═══ Entries shown ═══
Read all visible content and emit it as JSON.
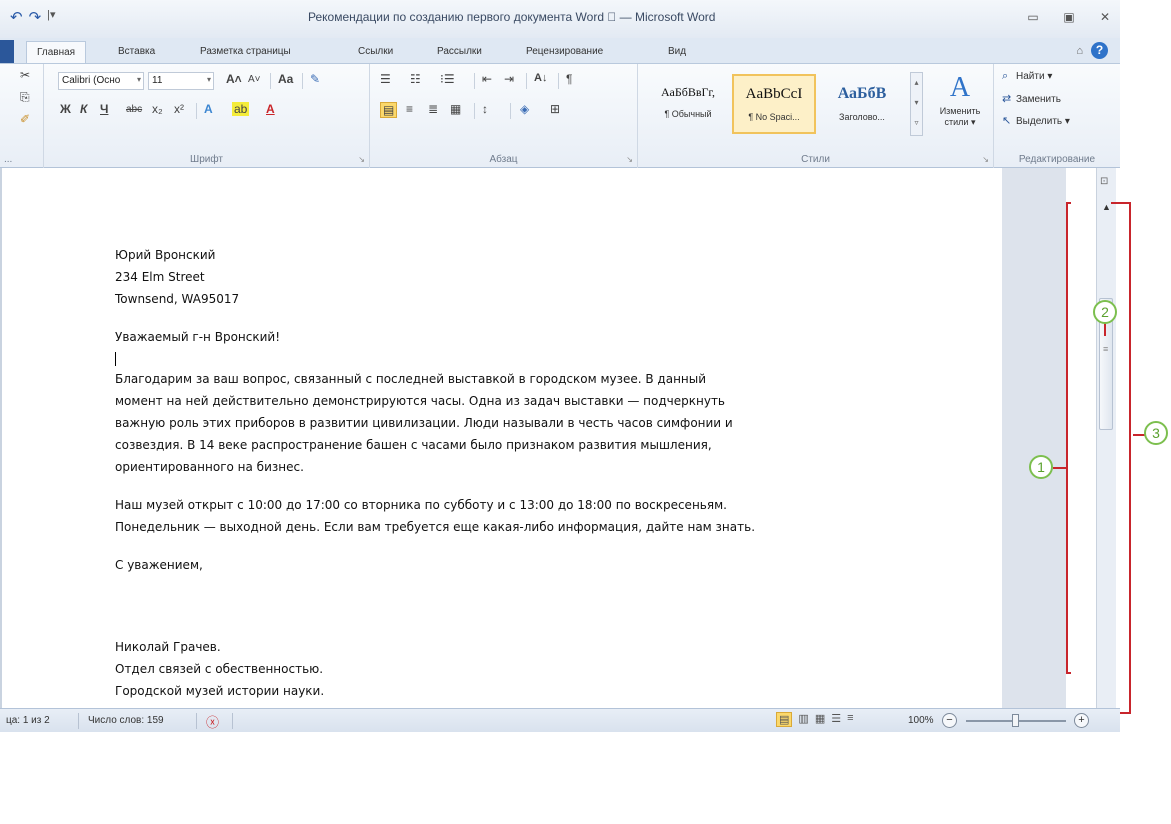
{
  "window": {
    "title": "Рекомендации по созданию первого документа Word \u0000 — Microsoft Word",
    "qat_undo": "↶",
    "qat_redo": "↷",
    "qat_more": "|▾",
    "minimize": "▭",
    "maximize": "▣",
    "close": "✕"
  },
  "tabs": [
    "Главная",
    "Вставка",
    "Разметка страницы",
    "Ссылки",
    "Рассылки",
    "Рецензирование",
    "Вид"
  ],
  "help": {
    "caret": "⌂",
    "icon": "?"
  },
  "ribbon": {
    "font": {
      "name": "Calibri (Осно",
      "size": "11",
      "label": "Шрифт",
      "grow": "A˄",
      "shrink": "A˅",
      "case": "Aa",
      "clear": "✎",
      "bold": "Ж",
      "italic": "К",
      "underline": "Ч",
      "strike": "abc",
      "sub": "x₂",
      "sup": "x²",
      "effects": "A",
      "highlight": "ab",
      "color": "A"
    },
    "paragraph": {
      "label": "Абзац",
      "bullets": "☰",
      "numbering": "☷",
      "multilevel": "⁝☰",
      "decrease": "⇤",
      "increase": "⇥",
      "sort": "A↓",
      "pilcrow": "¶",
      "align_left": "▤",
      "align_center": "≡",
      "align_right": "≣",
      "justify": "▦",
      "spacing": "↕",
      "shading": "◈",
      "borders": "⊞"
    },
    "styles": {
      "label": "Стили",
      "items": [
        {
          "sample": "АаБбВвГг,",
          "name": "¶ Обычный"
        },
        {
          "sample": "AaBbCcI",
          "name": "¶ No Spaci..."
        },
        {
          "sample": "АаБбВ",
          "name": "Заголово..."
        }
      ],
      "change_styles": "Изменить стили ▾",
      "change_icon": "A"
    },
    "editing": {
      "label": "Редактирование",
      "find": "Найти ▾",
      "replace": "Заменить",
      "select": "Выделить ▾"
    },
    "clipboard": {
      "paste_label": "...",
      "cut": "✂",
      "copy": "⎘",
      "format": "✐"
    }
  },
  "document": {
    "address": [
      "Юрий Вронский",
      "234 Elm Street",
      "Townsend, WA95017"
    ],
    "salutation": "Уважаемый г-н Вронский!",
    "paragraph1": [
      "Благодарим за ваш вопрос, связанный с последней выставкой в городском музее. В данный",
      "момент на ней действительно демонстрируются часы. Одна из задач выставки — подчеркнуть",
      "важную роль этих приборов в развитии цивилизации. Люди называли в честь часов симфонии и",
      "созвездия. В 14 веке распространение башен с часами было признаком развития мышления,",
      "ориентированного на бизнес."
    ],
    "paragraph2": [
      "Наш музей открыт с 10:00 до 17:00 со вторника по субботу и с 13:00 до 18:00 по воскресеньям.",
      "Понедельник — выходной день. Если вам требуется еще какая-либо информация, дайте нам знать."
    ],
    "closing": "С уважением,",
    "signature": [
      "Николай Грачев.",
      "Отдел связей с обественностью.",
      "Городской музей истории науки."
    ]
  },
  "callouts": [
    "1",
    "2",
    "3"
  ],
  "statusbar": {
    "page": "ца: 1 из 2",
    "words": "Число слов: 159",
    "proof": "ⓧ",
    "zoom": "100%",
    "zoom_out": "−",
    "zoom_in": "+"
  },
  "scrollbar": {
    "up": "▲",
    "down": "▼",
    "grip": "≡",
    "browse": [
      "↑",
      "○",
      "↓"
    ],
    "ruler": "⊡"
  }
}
═══
Copy all the lines of data exactly as they appear, dropping any images.

▶ [The result]
Read all visible content and emit it as JSON.
{
  "window": {
    "title": "Рекомендации по созданию первого документа Word \u0000 — Microsoft Word",
    "qat_undo": "↶",
    "qat_redo": "↷",
    "qat_more": "|▾",
    "minimize": "▭",
    "maximize": "▣",
    "close": "✕"
  },
  "tabs": [
    "Главная",
    "Вставка",
    "Разметка страницы",
    "Ссылки",
    "Рассылки",
    "Рецензирование",
    "Вид"
  ],
  "help": {
    "caret": "⌂",
    "icon": "?"
  },
  "ribbon": {
    "font": {
      "name": "Calibri (Осно",
      "size": "11",
      "label": "Шрифт",
      "grow": "A˄",
      "shrink": "A˅",
      "case": "Aa",
      "clear": "✎",
      "bold": "Ж",
      "italic": "К",
      "underline": "Ч",
      "strike": "abc",
      "sub": "x₂",
      "sup": "x²",
      "effects": "A",
      "highlight": "ab",
      "color": "A"
    },
    "paragraph": {
      "label": "Абзац",
      "bullets": "☰",
      "numbering": "☷",
      "multilevel": "⁝☰",
      "decrease": "⇤",
      "increase": "⇥",
      "sort": "A↓",
      "pilcrow": "¶",
      "align_left": "▤",
      "align_center": "≡",
      "align_right": "≣",
      "justify": "▦",
      "spacing": "↕",
      "shading": "◈",
      "borders": "⊞"
    },
    "styles": {
      "label": "Стили",
      "items": [
        {
          "sample": "АаБбВвГг,",
          "name": "¶ Обычный"
        },
        {
          "sample": "AaBbCcI",
          "name": "¶ No Spaci..."
        },
        {
          "sample": "АаБбВ",
          "name": "Заголово..."
        }
      ],
      "change_styles": "Изменить стили ▾",
      "change_icon": "A"
    },
    "editing": {
      "label": "Редактирование",
      "find": "Найти ▾",
      "replace": "Заменить",
      "select": "Выделить ▾"
    },
    "clipboard": {
      "paste_label": "...",
      "cut": "✂",
      "copy": "⎘",
      "format": "✐"
    }
  },
  "document": {
    "address": [
      "Юрий Вронский",
      "234 Elm Street",
      "Townsend, WA95017"
    ],
    "salutation": "Уважаемый г-н Вронский!",
    "paragraph1": [
      "Благодарим за ваш вопрос, связанный с последней выставкой в городском музее. В данный",
      "момент на ней действительно демонстрируются часы. Одна из задач выставки — подчеркнуть",
      "важную роль этих приборов в развитии цивилизации. Люди называли в честь часов симфонии и",
      "созвездия. В 14 веке распространение башен с часами было признаком развития мышления,",
      "ориентированного на бизнес."
    ],
    "paragraph2": [
      "Наш музей открыт с 10:00 до 17:00 со вторника по субботу и с 13:00 до 18:00 по воскресеньям.",
      "Понедельник — выходной день. Если вам требуется еще какая-либо информация, дайте нам знать."
    ],
    "closing": "С уважением,",
    "signature": [
      "Николай Грачев.",
      "Отдел связей с обественностью.",
      "Городской музей истории науки."
    ]
  },
  "callouts": [
    "1",
    "2",
    "3"
  ],
  "statusbar": {
    "page": "ца: 1 из 2",
    "words": "Число слов: 159",
    "proof": "ⓧ",
    "zoom": "100%",
    "zoom_out": "−",
    "zoom_in": "+"
  },
  "scrollbar": {
    "up": "▲",
    "down": "▼",
    "grip": "≡",
    "browse": [
      "↑",
      "○",
      "↓"
    ],
    "ruler": "⊡"
  }
}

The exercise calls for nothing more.